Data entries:
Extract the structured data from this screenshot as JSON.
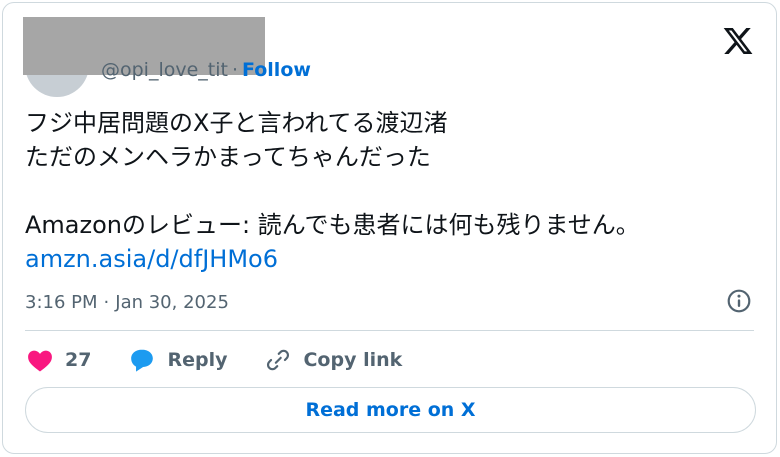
{
  "author": {
    "handle": "@opi_love_tit",
    "separator": "·",
    "follow_label": "Follow"
  },
  "tweet": {
    "line1": "フジ中居問題のX子と言われてる渡辺渚",
    "line2": "ただのメンヘラかまってちゃんだった",
    "line3": "Amazonのレビュー: 読んでも患者には何も残りません。",
    "link": "amzn.asia/d/dfJHMo6"
  },
  "meta": {
    "time": "3:16 PM",
    "separator": "·",
    "date": "Jan 30, 2025"
  },
  "actions": {
    "like_count": "27",
    "reply_label": "Reply",
    "copy_label": "Copy link"
  },
  "read_more_label": "Read more on X",
  "colors": {
    "link": "#006fd6",
    "like": "#f91880",
    "reply": "#1d9bf0",
    "muted": "#536471",
    "border": "#cfd9de"
  },
  "icons": [
    "x-logo-icon",
    "info-icon",
    "heart-icon",
    "reply-bubble-icon",
    "link-icon"
  ]
}
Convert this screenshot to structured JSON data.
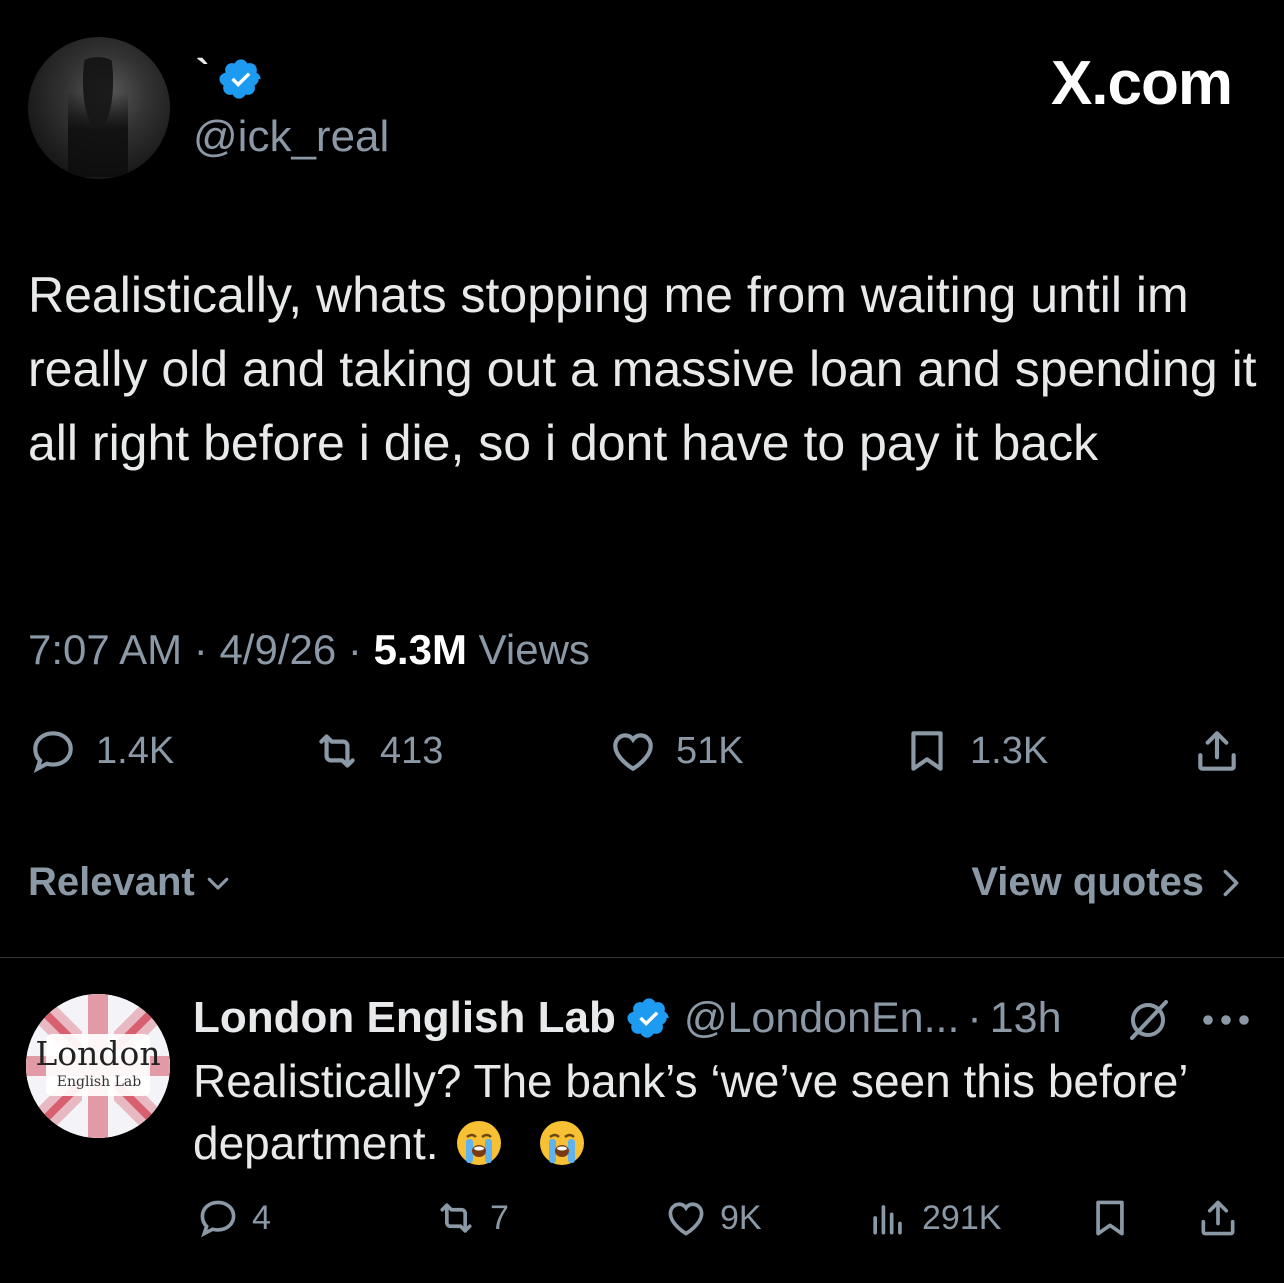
{
  "tweet": {
    "display_name": "`",
    "handle": "@ick_real",
    "brand": "X.com",
    "text": "Realistically, whats stopping me from waiting until im really old and taking out a massive loan and spending it all right before i die, so i dont have to pay it back",
    "time": "7:07 AM",
    "date": "4/9/26",
    "separator": "·",
    "views_count": "5.3M",
    "views_label": "Views",
    "replies": "1.4K",
    "reposts": "413",
    "likes": "51K",
    "bookmarks": "1.3K",
    "icons": [
      "reply-icon",
      "repost-icon",
      "like-icon",
      "bookmark-icon",
      "share-icon",
      "verified-badge-icon"
    ]
  },
  "filters": {
    "sort_label": "Relevant",
    "view_quotes_label": "View quotes"
  },
  "reply": {
    "avatar_title": "London",
    "avatar_subtitle": "English Lab",
    "display_name": "London English Lab",
    "handle": "@LondonEn...",
    "separator": "·",
    "time": "13h",
    "text": "Realistically? The bank’s ‘we’ve seen this before’ department.",
    "replies": "4",
    "reposts": "7",
    "likes": "9K",
    "views": "291K",
    "icons": [
      "reply-icon",
      "repost-icon",
      "like-icon",
      "analytics-icon",
      "bookmark-icon",
      "share-icon",
      "grok-icon",
      "more-icon",
      "loudly-crying-face-emoji"
    ]
  },
  "colors": {
    "background": "#000000",
    "text_primary": "#e7e9ea",
    "text_secondary": "#8b98a5",
    "verified_blue": "#1d9bf0",
    "divider": "#2f3336"
  }
}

Goal of the exercise: From the entries above, extract each line containing "JSON".

Correct response:
Extract the structured data from this screenshot as JSON.
Convert this screenshot to structured JSON data.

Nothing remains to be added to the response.